(Data items)
•••
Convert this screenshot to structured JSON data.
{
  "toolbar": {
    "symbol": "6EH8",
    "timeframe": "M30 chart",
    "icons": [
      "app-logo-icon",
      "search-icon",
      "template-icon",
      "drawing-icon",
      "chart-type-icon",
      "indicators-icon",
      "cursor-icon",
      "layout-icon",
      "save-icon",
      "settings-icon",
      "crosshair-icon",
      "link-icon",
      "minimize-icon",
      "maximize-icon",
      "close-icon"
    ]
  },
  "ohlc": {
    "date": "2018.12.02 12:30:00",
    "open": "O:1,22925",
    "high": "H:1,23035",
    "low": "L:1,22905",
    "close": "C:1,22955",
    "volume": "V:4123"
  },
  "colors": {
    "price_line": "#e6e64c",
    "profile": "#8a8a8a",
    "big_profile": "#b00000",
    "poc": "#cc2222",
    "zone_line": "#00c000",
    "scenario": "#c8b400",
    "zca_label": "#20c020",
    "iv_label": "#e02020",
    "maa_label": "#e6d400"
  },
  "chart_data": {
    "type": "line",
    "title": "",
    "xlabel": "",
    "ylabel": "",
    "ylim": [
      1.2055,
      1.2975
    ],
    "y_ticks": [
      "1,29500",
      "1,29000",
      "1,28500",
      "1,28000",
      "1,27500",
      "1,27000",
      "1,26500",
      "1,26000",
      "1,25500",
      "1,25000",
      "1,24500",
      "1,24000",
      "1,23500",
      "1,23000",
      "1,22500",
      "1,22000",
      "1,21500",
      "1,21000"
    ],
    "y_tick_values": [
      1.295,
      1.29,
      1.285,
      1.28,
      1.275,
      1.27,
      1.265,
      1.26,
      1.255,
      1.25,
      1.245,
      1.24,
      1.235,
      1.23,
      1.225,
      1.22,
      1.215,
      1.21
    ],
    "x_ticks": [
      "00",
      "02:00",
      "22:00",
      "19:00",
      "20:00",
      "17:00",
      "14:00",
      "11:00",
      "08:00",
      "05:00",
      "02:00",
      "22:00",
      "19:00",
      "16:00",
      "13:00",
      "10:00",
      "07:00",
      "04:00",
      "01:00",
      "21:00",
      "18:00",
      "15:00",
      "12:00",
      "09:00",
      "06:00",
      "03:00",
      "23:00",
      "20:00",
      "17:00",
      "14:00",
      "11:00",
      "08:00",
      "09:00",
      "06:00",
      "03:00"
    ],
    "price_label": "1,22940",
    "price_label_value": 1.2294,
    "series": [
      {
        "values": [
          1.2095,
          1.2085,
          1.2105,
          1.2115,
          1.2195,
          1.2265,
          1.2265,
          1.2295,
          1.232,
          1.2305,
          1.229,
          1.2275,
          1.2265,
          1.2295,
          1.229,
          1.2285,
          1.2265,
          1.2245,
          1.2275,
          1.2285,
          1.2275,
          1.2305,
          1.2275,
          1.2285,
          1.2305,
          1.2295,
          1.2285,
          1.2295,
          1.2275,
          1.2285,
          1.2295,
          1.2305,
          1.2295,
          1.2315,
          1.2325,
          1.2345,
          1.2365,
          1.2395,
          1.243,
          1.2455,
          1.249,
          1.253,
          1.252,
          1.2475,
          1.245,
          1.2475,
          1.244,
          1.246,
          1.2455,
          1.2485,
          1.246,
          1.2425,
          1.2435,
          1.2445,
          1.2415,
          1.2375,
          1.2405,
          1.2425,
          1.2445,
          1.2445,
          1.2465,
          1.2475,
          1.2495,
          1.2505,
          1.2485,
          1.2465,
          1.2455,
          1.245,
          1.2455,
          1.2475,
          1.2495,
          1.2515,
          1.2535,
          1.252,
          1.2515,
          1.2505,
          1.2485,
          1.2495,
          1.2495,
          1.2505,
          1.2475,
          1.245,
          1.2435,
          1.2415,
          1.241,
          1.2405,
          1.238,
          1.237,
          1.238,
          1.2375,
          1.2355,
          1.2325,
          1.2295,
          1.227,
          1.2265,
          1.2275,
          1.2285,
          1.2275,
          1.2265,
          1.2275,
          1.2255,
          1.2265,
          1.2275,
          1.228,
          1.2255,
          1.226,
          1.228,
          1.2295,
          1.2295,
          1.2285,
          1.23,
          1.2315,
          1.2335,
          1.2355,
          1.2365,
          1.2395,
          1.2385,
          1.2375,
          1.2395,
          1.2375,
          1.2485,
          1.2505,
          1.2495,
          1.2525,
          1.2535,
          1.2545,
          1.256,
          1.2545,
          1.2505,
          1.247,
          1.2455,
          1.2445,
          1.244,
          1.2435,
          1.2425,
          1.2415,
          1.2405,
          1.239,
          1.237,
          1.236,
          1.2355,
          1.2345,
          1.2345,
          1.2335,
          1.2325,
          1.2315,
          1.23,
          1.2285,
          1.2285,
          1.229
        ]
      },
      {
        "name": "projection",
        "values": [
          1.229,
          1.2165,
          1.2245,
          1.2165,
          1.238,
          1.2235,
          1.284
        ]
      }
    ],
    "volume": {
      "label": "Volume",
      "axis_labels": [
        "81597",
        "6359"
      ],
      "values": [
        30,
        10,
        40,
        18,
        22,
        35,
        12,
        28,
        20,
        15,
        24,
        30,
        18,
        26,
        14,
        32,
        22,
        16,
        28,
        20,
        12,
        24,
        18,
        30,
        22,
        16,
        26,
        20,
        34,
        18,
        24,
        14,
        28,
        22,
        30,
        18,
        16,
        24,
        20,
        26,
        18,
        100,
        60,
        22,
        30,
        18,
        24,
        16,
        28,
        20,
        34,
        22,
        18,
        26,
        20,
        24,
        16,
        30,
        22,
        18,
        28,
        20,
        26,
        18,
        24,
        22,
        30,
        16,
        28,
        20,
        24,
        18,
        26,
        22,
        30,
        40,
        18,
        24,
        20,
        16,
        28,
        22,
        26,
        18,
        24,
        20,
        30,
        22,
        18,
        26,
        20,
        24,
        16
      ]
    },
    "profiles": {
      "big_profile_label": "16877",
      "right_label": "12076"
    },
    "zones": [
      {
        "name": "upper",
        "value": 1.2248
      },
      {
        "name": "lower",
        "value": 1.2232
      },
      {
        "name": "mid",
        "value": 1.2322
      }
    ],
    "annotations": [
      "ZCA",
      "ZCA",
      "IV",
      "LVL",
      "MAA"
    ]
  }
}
•••
REQUEST: Repeat the data precisely, line by line.

SOLUTION TO THE PROBLEM:
Convert this screenshot to structured JSON data.
{
  "toolbar": {
    "symbol": "6EH8",
    "timeframe": "M30 chart",
    "icons": [
      "app-logo-icon",
      "search-icon",
      "template-icon",
      "drawing-icon",
      "chart-type-icon",
      "indicators-icon",
      "cursor-icon",
      "layout-icon",
      "save-icon",
      "settings-icon",
      "crosshair-icon",
      "link-icon",
      "minimize-icon",
      "maximize-icon",
      "close-icon"
    ]
  },
  "ohlc": {
    "date": "2018.12.02 12:30:00",
    "open": "O:1,22925",
    "high": "H:1,23035",
    "low": "L:1,22905",
    "close": "C:1,22955",
    "volume": "V:4123"
  },
  "colors": {
    "price_line": "#e6e64c",
    "profile": "#8a8a8a",
    "big_profile": "#b00000",
    "poc": "#cc2222",
    "zone_line": "#00c000",
    "scenario": "#c8b400",
    "zca_label": "#20c020",
    "iv_label": "#e02020",
    "maa_label": "#e6d400"
  },
  "chart_data": {
    "type": "line",
    "title": "",
    "xlabel": "",
    "ylabel": "",
    "ylim": [
      1.2055,
      1.2975
    ],
    "y_ticks": [
      "1,29500",
      "1,29000",
      "1,28500",
      "1,28000",
      "1,27500",
      "1,27000",
      "1,26500",
      "1,26000",
      "1,25500",
      "1,25000",
      "1,24500",
      "1,24000",
      "1,23500",
      "1,23000",
      "1,22500",
      "1,22000",
      "1,21500",
      "1,21000"
    ],
    "y_tick_values": [
      1.295,
      1.29,
      1.285,
      1.28,
      1.275,
      1.27,
      1.265,
      1.26,
      1.255,
      1.25,
      1.245,
      1.24,
      1.235,
      1.23,
      1.225,
      1.22,
      1.215,
      1.21
    ],
    "x_ticks": [
      "00",
      "02:00",
      "22:00",
      "19:00",
      "20:00",
      "17:00",
      "14:00",
      "11:00",
      "08:00",
      "05:00",
      "02:00",
      "22:00",
      "19:00",
      "16:00",
      "13:00",
      "10:00",
      "07:00",
      "04:00",
      "01:00",
      "21:00",
      "18:00",
      "15:00",
      "12:00",
      "09:00",
      "06:00",
      "03:00",
      "23:00",
      "20:00",
      "17:00",
      "14:00",
      "11:00",
      "08:00",
      "09:00",
      "06:00",
      "03:00"
    ],
    "price_label": "1,22940",
    "price_label_value": 1.2294,
    "series": [
      {
        "values": [
          1.2095,
          1.2085,
          1.2105,
          1.2115,
          1.2195,
          1.2265,
          1.2265,
          1.2295,
          1.232,
          1.2305,
          1.229,
          1.2275,
          1.2265,
          1.2295,
          1.229,
          1.2285,
          1.2265,
          1.2245,
          1.2275,
          1.2285,
          1.2275,
          1.2305,
          1.2275,
          1.2285,
          1.2305,
          1.2295,
          1.2285,
          1.2295,
          1.2275,
          1.2285,
          1.2295,
          1.2305,
          1.2295,
          1.2315,
          1.2325,
          1.2345,
          1.2365,
          1.2395,
          1.243,
          1.2455,
          1.249,
          1.253,
          1.252,
          1.2475,
          1.245,
          1.2475,
          1.244,
          1.246,
          1.2455,
          1.2485,
          1.246,
          1.2425,
          1.2435,
          1.2445,
          1.2415,
          1.2375,
          1.2405,
          1.2425,
          1.2445,
          1.2445,
          1.2465,
          1.2475,
          1.2495,
          1.2505,
          1.2485,
          1.2465,
          1.2455,
          1.245,
          1.2455,
          1.2475,
          1.2495,
          1.2515,
          1.2535,
          1.252,
          1.2515,
          1.2505,
          1.2485,
          1.2495,
          1.2495,
          1.2505,
          1.2475,
          1.245,
          1.2435,
          1.2415,
          1.241,
          1.2405,
          1.238,
          1.237,
          1.238,
          1.2375,
          1.2355,
          1.2325,
          1.2295,
          1.227,
          1.2265,
          1.2275,
          1.2285,
          1.2275,
          1.2265,
          1.2275,
          1.2255,
          1.2265,
          1.2275,
          1.228,
          1.2255,
          1.226,
          1.228,
          1.2295,
          1.2295,
          1.2285,
          1.23,
          1.2315,
          1.2335,
          1.2355,
          1.2365,
          1.2395,
          1.2385,
          1.2375,
          1.2395,
          1.2375,
          1.2485,
          1.2505,
          1.2495,
          1.2525,
          1.2535,
          1.2545,
          1.256,
          1.2545,
          1.2505,
          1.247,
          1.2455,
          1.2445,
          1.244,
          1.2435,
          1.2425,
          1.2415,
          1.2405,
          1.239,
          1.237,
          1.236,
          1.2355,
          1.2345,
          1.2345,
          1.2335,
          1.2325,
          1.2315,
          1.23,
          1.2285,
          1.2285,
          1.229
        ]
      },
      {
        "name": "projection",
        "values": [
          1.229,
          1.2165,
          1.2245,
          1.2165,
          1.238,
          1.2235,
          1.284
        ]
      }
    ],
    "volume": {
      "label": "Volume",
      "axis_labels": [
        "81597",
        "6359"
      ],
      "values": [
        30,
        10,
        40,
        18,
        22,
        35,
        12,
        28,
        20,
        15,
        24,
        30,
        18,
        26,
        14,
        32,
        22,
        16,
        28,
        20,
        12,
        24,
        18,
        30,
        22,
        16,
        26,
        20,
        34,
        18,
        24,
        14,
        28,
        22,
        30,
        18,
        16,
        24,
        20,
        26,
        18,
        100,
        60,
        22,
        30,
        18,
        24,
        16,
        28,
        20,
        34,
        22,
        18,
        26,
        20,
        24,
        16,
        30,
        22,
        18,
        28,
        20,
        26,
        18,
        24,
        22,
        30,
        16,
        28,
        20,
        24,
        18,
        26,
        22,
        30,
        40,
        18,
        24,
        20,
        16,
        28,
        22,
        26,
        18,
        24,
        20,
        30,
        22,
        18,
        26,
        20,
        24,
        16
      ]
    },
    "profiles": {
      "big_profile_label": "16877",
      "right_label": "12076"
    },
    "zones": [
      {
        "name": "upper",
        "value": 1.2248
      },
      {
        "name": "lower",
        "value": 1.2232
      },
      {
        "name": "mid",
        "value": 1.2322
      }
    ],
    "annotations": [
      "ZCA",
      "ZCA",
      "IV",
      "LVL",
      "MAA"
    ]
  }
}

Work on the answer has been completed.